- [Data in this exercise]

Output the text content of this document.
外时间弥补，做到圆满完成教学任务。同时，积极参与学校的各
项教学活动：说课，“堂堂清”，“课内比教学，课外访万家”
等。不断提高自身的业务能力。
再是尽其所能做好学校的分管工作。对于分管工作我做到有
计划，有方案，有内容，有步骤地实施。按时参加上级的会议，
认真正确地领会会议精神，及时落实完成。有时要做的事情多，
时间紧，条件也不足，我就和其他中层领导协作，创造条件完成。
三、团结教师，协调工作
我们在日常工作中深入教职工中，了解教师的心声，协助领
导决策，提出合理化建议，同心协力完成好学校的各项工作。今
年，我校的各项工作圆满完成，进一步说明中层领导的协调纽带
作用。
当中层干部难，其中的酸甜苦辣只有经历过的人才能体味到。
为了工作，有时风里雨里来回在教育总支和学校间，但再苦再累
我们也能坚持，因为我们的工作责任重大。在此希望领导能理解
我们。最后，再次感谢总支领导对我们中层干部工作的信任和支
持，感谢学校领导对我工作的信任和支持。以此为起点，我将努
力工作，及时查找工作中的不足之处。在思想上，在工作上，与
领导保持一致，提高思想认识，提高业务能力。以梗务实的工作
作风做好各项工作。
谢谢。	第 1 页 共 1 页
...
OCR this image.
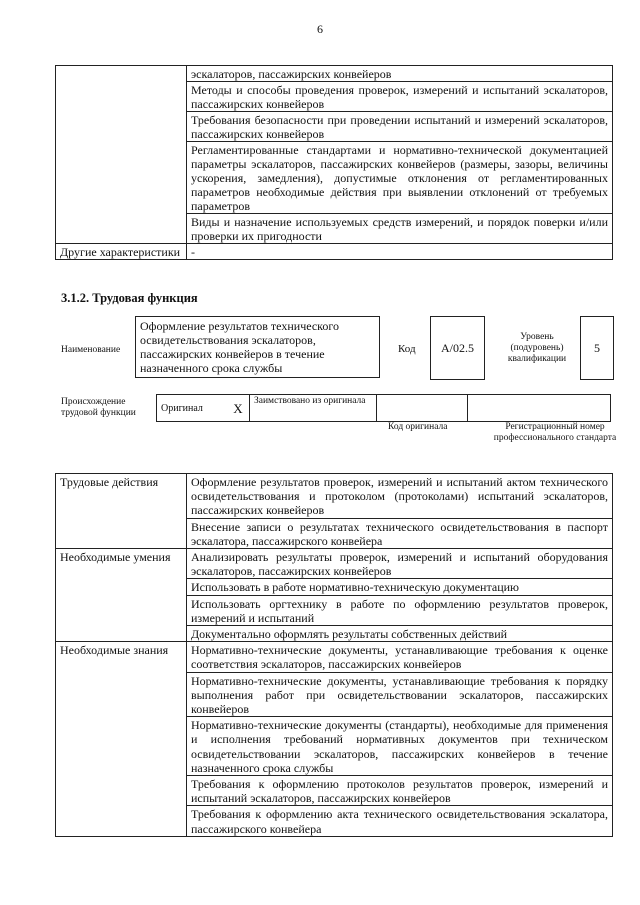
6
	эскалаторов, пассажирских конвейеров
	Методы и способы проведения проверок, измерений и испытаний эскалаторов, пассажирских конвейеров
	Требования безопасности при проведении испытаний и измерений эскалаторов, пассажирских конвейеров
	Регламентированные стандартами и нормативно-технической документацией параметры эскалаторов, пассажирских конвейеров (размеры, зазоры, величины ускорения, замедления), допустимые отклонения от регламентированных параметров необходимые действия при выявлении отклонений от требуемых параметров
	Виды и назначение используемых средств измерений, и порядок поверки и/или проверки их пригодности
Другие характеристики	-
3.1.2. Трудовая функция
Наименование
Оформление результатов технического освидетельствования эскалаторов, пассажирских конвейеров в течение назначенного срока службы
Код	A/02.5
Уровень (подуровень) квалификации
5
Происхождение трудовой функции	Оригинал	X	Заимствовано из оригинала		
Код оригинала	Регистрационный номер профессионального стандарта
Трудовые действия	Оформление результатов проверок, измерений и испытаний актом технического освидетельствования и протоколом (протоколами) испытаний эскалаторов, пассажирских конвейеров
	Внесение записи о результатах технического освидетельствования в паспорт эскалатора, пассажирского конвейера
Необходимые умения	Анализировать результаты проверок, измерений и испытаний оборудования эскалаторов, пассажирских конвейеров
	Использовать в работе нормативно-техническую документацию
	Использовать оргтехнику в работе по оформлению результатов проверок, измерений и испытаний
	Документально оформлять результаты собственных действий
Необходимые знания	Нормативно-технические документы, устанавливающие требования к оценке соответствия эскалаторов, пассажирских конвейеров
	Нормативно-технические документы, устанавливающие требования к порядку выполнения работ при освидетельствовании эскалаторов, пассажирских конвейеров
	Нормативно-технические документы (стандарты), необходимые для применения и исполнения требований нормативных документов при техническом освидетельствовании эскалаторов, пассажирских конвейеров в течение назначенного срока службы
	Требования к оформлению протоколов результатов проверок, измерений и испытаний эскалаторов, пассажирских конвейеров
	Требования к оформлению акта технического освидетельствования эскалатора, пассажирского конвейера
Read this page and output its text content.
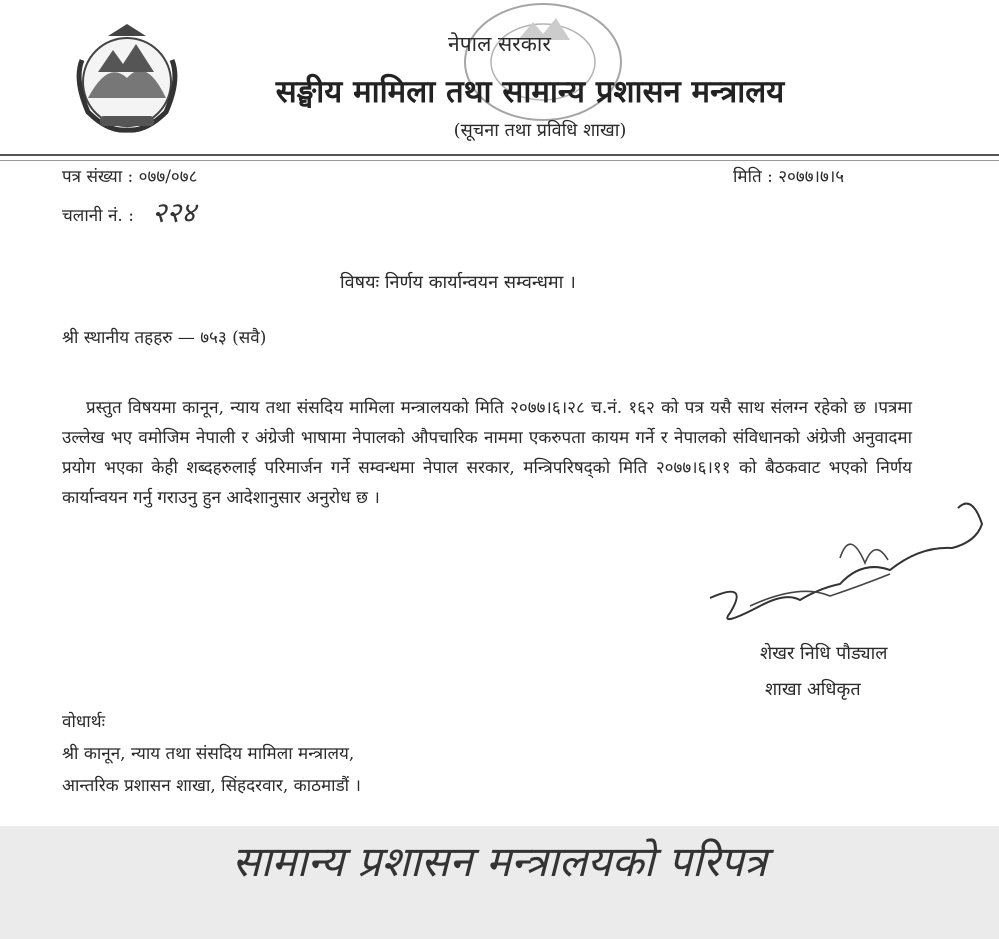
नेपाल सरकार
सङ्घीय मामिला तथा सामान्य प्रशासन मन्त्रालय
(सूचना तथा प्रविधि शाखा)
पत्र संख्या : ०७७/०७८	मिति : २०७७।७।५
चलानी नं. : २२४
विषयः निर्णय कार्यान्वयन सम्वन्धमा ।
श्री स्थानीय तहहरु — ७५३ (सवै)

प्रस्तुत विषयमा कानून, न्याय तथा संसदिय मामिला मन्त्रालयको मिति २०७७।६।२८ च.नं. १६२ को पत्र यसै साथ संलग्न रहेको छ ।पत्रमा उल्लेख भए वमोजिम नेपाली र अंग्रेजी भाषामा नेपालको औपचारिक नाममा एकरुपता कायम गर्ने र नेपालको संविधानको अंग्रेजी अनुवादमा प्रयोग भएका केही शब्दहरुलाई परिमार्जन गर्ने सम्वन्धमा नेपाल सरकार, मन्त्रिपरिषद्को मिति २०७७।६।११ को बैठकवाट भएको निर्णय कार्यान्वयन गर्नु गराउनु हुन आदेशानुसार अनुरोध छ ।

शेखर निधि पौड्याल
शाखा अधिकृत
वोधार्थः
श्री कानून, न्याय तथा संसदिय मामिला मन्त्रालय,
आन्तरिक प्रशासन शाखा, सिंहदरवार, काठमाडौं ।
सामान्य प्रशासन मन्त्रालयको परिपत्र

- [Challenge] Check each line above for the word "эскалатора" and copy the ones that have it.

- [Task answer]
	Внесение записи о результатах технического освидетельствования в паспорт эскалатора, пассажирского конвейера
	Требования к оформлению акта технического освидетельствования эскалатора, пассажирского конвейера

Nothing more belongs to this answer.